WRITTEN TASK:
Images do not belong in the copy. Retype all the entries below exactly.

--- Start DATA ROWS ---

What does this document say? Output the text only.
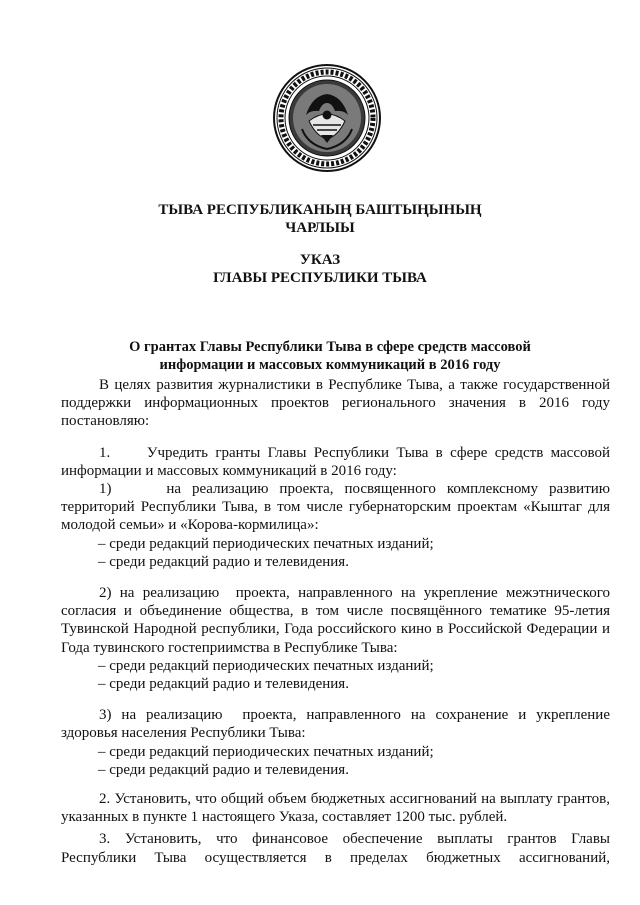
ТЫВА РЕСПУБЛИКАНЫҢ БАШТЫҢЫНЫҢ
ЧАРЛЫЫ
УКАЗ
ГЛАВЫ РЕСПУБЛИКИ ТЫВА
О грантах Главы Республики Тыва в сфере средств массовой
информации и массовых коммуникаций в 2016 году

В целях развития журналистики в Республике Тыва, а также государственной поддержки информационных проектов регионального значения в 2016 году постановляю:

1.     Учредить гранты Главы Республики Тыва в сфере средств массовой информации и массовых коммуникаций в 2016 году:

1)     на реализацию проекта, посвященного комплексному развитию территорий Республики Тыва, в том числе губернаторским проектам «Кыштаг для молодой семьи» и «Корова-кормилица»:

– среди редакций периодических печатных изданий;

– среди редакций радио и телевидения.

2) на реализацию  проекта, направленного на укрепление межэтнического согласия и объединение общества, в том числе посвящённого тематике 95-летия Тувинской Народной республики, Года российского кино в Российской Федерации и Года тувинского гостеприимства в Республике Тыва:

– среди редакций периодических печатных изданий;

– среди редакций радио и телевидения.

3) на реализацию  проекта, направленного на сохранение и укрепление здоровья населения Республики Тыва:

– среди редакций периодических печатных изданий;

– среди редакций радио и телевидения.

2. Установить, что общий объем бюджетных ассигнований на выплату грантов, указанных в пункте 1 настоящего Указа, составляет 1200 тыс. рублей.

3. Установить, что финансовое обеспечение выплаты грантов Главы Республики Тыва осуществляется в пределах бюджетных ассигнований,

--- End DATA ROWS ---

ANSWER TO THE EXERCISE:
What does this document say? Output the text only.
ТЫВА РЕСПУБЛИКАНЫҢ БАШТЫҢЫНЫҢ
ЧАРЛЫЫ
УКАЗ
ГЛАВЫ РЕСПУБЛИКИ ТЫВА
О грантах Главы Республики Тыва в сфере средств массовой
информации и массовых коммуникаций в 2016 году

В целях развития журналистики в Республике Тыва, а также государственной поддержки информационных проектов регионального значения в 2016 году постановляю:

1.     Учредить гранты Главы Республики Тыва в сфере средств массовой информации и массовых коммуникаций в 2016 году:

1)     на реализацию проекта, посвященного комплексному развитию территорий Республики Тыва, в том числе губернаторским проектам «Кыштаг для молодой семьи» и «Корова-кормилица»:

– среди редакций периодических печатных изданий;

– среди редакций радио и телевидения.

2) на реализацию  проекта, направленного на укрепление межэтнического согласия и объединение общества, в том числе посвящённого тематике 95-летия Тувинской Народной республики, Года российского кино в Российской Федерации и Года тувинского гостеприимства в Республике Тыва:

– среди редакций периодических печатных изданий;

– среди редакций радио и телевидения.

3) на реализацию  проекта, направленного на сохранение и укрепление здоровья населения Республики Тыва:

– среди редакций периодических печатных изданий;

– среди редакций радио и телевидения.

2. Установить, что общий объем бюджетных ассигнований на выплату грантов, указанных в пункте 1 настоящего Указа, составляет 1200 тыс. рублей.

3. Установить, что финансовое обеспечение выплаты грантов Главы Республики Тыва осуществляется в пределах бюджетных ассигнований,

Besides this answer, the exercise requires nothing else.